[Some records]
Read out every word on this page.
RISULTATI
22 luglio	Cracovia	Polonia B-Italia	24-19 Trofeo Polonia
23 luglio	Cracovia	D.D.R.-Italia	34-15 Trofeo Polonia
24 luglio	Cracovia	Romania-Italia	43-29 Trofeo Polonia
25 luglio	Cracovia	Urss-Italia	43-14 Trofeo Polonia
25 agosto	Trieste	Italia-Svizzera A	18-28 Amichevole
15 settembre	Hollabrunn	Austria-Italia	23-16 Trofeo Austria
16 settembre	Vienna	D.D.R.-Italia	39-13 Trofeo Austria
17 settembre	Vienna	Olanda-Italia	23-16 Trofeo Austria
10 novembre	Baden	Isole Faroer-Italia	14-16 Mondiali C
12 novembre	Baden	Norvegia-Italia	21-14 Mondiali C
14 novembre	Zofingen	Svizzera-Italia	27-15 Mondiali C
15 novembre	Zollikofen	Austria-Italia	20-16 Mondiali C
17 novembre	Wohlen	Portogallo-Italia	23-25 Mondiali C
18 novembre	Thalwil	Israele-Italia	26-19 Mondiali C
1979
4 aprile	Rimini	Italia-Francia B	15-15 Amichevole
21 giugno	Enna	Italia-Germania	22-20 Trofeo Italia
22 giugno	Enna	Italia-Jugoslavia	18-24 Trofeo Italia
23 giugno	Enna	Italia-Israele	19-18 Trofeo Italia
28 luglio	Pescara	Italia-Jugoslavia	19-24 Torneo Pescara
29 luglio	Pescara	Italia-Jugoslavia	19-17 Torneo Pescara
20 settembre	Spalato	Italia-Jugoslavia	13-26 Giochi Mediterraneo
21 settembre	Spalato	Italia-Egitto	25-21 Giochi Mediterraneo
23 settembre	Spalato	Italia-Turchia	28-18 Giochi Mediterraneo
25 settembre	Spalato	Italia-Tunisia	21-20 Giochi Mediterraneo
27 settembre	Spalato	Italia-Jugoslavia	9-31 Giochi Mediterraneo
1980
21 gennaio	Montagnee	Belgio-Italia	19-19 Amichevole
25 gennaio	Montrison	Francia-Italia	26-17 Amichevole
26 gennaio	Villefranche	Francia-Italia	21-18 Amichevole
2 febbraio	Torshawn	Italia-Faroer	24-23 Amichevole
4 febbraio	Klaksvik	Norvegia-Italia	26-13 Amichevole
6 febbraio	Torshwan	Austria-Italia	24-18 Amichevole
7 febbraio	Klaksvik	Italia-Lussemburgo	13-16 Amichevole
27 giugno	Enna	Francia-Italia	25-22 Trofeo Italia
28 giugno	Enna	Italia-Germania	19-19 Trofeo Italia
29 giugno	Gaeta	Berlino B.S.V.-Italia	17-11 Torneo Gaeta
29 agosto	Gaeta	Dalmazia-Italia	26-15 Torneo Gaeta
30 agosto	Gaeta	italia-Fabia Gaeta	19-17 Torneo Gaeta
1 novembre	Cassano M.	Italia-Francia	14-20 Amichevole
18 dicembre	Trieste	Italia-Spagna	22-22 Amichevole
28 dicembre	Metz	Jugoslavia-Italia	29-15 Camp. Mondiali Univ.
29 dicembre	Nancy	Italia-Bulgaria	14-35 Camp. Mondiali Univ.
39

[TASK STATEMENT]:
Extract every line above containing the word "dicembre".

[FINAL RESULT]:
18 dicembre	Trieste	Italia-Spagna	22-22 Amichevole
28 dicembre	Metz	Jugoslavia-Italia	29-15 Camp. Mondiali Univ.
29 dicembre	Nancy	Italia-Bulgaria	14-35 Camp. Mondiali Univ.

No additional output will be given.